Prompt.
Sort through the data and copy the lines holding the word "icon".

Part of a data file.
· · · ·
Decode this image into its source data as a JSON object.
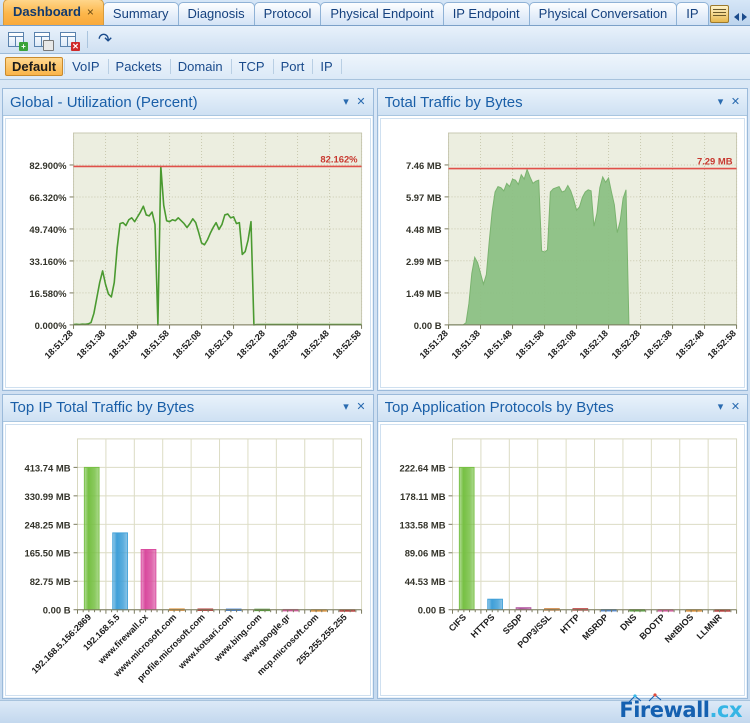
{
  "window": {
    "tabs": [
      {
        "label": "Dashboard",
        "active": true,
        "closable": true
      },
      {
        "label": "Summary",
        "active": false,
        "closable": false
      },
      {
        "label": "Diagnosis",
        "active": false,
        "closable": false
      },
      {
        "label": "Protocol",
        "active": false,
        "closable": false
      },
      {
        "label": "Physical Endpoint",
        "active": false,
        "closable": false
      },
      {
        "label": "IP Endpoint",
        "active": false,
        "closable": false
      },
      {
        "label": "Physical Conversation",
        "active": false,
        "closable": false
      },
      {
        "label": "IP",
        "active": false,
        "closable": false
      }
    ],
    "tab_close_glyph": "×",
    "tab_nav": {
      "prev": "◀",
      "next": "▶"
    }
  },
  "toolbar": {
    "buttons": [
      {
        "name": "new-panel",
        "icon": "panel-add-icon",
        "badge": "+"
      },
      {
        "name": "save-panel",
        "icon": "panel-save-icon",
        "badge": ""
      },
      {
        "name": "delete-panel",
        "icon": "panel-delete-icon",
        "badge": "×"
      },
      {
        "name": "refresh",
        "icon": "refresh-icon",
        "badge": ""
      }
    ],
    "refresh_glyph": "↷"
  },
  "viewbar": {
    "items": [
      "Default",
      "VoIP",
      "Packets",
      "Domain",
      "TCP",
      "Port",
      "IP"
    ],
    "active": "Default"
  },
  "panels": [
    {
      "title": "Global - Utilization (Percent)",
      "menu_glyph": "▾",
      "close_glyph": "✕"
    },
    {
      "title": "Total Traffic by Bytes",
      "menu_glyph": "▾",
      "close_glyph": "✕"
    },
    {
      "title": "Top IP Total Traffic by Bytes",
      "menu_glyph": "▾",
      "close_glyph": "✕"
    },
    {
      "title": "Top Application Protocols by Bytes",
      "menu_glyph": "▾",
      "close_glyph": "✕"
    }
  ],
  "colors": {
    "line_green": "#4a9a30",
    "area_green": "#8cc084",
    "peak_red": "#e0504a",
    "bar_green": "#76c043",
    "bar_blue": "#3f9fd8",
    "bar_magenta": "#d94a9e",
    "bar_orange": "#e08a2a",
    "bar_darkred": "#b52a2a",
    "plot_bg": "#eceee0",
    "title_blue": "#1a5fa8",
    "accent_orange": "#f9b44a"
  },
  "footer": {
    "logo_main": "Firewall",
    "logo_suffix": ".cx"
  },
  "chart_data": [
    {
      "type": "line",
      "title": "Global - Utilization (Percent)",
      "xlabel": "",
      "ylabel": "",
      "grid": true,
      "ylim": [
        0,
        99.48
      ],
      "ytick_labels": [
        "0.000%",
        "16.580%",
        "33.160%",
        "49.740%",
        "66.320%",
        "82.900%"
      ],
      "ytick_values": [
        0,
        16.58,
        33.16,
        49.74,
        66.32,
        82.9
      ],
      "xtick_labels": [
        "18:51:28",
        "18:51:38",
        "18:51:48",
        "18:51:58",
        "18:52:08",
        "18:52:18",
        "18:52:28",
        "18:52:38",
        "18:52:48",
        "18:52:58"
      ],
      "peak_line": {
        "value": 82.162,
        "label": "82.162%"
      },
      "series": [
        {
          "name": "Utilization",
          "values": [
            0.2,
            0.3,
            0.2,
            0.4,
            0.3,
            0.5,
            1.2,
            6.0,
            14.0,
            22.0,
            28.0,
            21.0,
            16.0,
            14.5,
            22.0,
            40.0,
            52.5,
            53.0,
            51.5,
            54.5,
            55.5,
            53.5,
            56.0,
            58.5,
            61.5,
            57.0,
            56.5,
            58.5,
            52.0,
            0.0,
            82.1,
            62.0,
            54.0,
            53.5,
            54.5,
            54.0,
            55.5,
            54.0,
            52.5,
            50.5,
            52.5,
            55.0,
            53.0,
            48.0,
            42.5,
            41.5,
            44.0,
            47.5,
            50.5,
            53.0,
            49.5,
            52.0,
            57.0,
            57.5,
            55.5,
            56.0,
            52.5,
            53.0,
            36.5,
            38.0,
            44.0,
            53.5,
            0.0,
            0.2,
            0.2,
            0.2,
            0.2,
            0.2,
            0.2,
            0.2,
            0.2,
            0.2,
            0.2,
            0.2,
            0.2,
            0.2,
            0.2,
            0.2,
            0.2,
            0.2,
            0.2,
            0.2,
            0.2,
            0.2,
            0.2,
            0.2,
            0.2,
            0.2,
            0.2,
            0.2,
            0.2,
            0.2,
            0.2,
            0.2,
            0.2,
            0.2,
            0.2,
            0.2,
            0.2,
            0.2
          ]
        }
      ]
    },
    {
      "type": "area",
      "title": "Total Traffic by Bytes",
      "xlabel": "",
      "ylabel": "",
      "grid": true,
      "ylim": [
        0,
        8.95
      ],
      "ytick_labels": [
        "0.00 B",
        "1.49 MB",
        "2.99 MB",
        "4.48 MB",
        "5.97 MB",
        "7.46 MB"
      ],
      "ytick_values": [
        0,
        1.49,
        2.99,
        4.48,
        5.97,
        7.46
      ],
      "xtick_labels": [
        "18:51:28",
        "18:51:38",
        "18:51:48",
        "18:51:58",
        "18:52:08",
        "18:52:18",
        "18:52:28",
        "18:52:38",
        "18:52:48",
        "18:52:58"
      ],
      "peak_line": {
        "value": 7.29,
        "label": "7.29 MB"
      },
      "series": [
        {
          "name": "Total Traffic",
          "values": [
            0,
            0,
            0,
            0,
            0,
            0,
            0.1,
            1.0,
            2.4,
            3.15,
            2.9,
            2.4,
            1.9,
            2.35,
            3.9,
            5.3,
            6.2,
            6.45,
            6.4,
            6.25,
            6.6,
            6.45,
            6.8,
            6.75,
            6.55,
            7.0,
            6.8,
            7.25,
            6.9,
            6.6,
            6.7,
            6.75,
            3.45,
            3.4,
            3.5,
            6.2,
            6.35,
            6.4,
            6.45,
            6.2,
            6.25,
            6.5,
            6.25,
            5.85,
            5.35,
            5.5,
            5.95,
            6.2,
            6.3,
            6.25,
            4.6,
            5.2,
            6.4,
            6.9,
            6.65,
            6.85,
            6.2,
            5.6,
            4.3,
            4.85,
            5.9,
            6.3,
            0,
            0,
            0,
            0,
            0,
            0,
            0,
            0,
            0,
            0,
            0,
            0,
            0,
            0,
            0,
            0,
            0,
            0,
            0,
            0,
            0,
            0,
            0,
            0,
            0,
            0,
            0,
            0,
            0,
            0,
            0,
            0,
            0,
            0,
            0,
            0,
            0,
            0
          ]
        }
      ]
    },
    {
      "type": "bar",
      "title": "Top IP Total Traffic by Bytes",
      "xlabel": "",
      "ylabel": "",
      "grid": true,
      "ylim": [
        0,
        496.49
      ],
      "ytick_labels": [
        "0.00 B",
        "82.75 MB",
        "165.50 MB",
        "248.25 MB",
        "330.99 MB",
        "413.74 MB"
      ],
      "ytick_values": [
        0,
        82.75,
        165.5,
        248.25,
        330.99,
        413.74
      ],
      "categories": [
        "192.168.5.156:2869",
        "192.168.5.5",
        "www.firewall.cx",
        "www.microsoft.com",
        "profile.microsoft.com",
        "www.kotsari.com",
        "www.bing.com",
        "www.google.gr",
        "mcp.microsoft.com",
        "255.255.255.255"
      ],
      "values": [
        413.74,
        223.4,
        175.2,
        2.4,
        2.2,
        2.0,
        1.6,
        0.9,
        0.2,
        0.1
      ],
      "bar_colors": [
        "#76c043",
        "#3f9fd8",
        "#d94a9e",
        "#e08a2a",
        "#b52a2a",
        "#3f7fd8",
        "#4a9a30",
        "#d94a9e",
        "#e08a2a",
        "#b52a2a"
      ],
      "unit": "MB"
    },
    {
      "type": "bar",
      "title": "Top Application Protocols by Bytes",
      "xlabel": "",
      "ylabel": "",
      "grid": true,
      "ylim": [
        0,
        267.17
      ],
      "ytick_labels": [
        "0.00 B",
        "44.53 MB",
        "89.06 MB",
        "133.58 MB",
        "178.11 MB",
        "222.64 MB"
      ],
      "ytick_values": [
        0,
        44.53,
        89.06,
        133.58,
        178.11,
        222.64
      ],
      "categories": [
        "CIFS",
        "HTTPS",
        "SSDP",
        "POP3/SSL",
        "HTTP",
        "MSRDP",
        "DNS",
        "BOOTP",
        "NetBIOS",
        "LLMNR"
      ],
      "values": [
        222.64,
        16.5,
        3.2,
        1.6,
        1.6,
        0.4,
        0.3,
        0.2,
        0.1,
        0.05
      ],
      "bar_colors": [
        "#76c043",
        "#3f9fd8",
        "#b0539e",
        "#c8732a",
        "#b52a2a",
        "#3f7fd8",
        "#4a9a30",
        "#d94a9e",
        "#e08a2a",
        "#b52a2a"
      ],
      "unit": "MB"
    }
  ]
}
· · · ·
Answer to the exercise.
        "icon": "panel-add-icon",
        "icon": "panel-save-icon",
        "icon": "panel-delete-icon",
        "icon": "refresh-icon",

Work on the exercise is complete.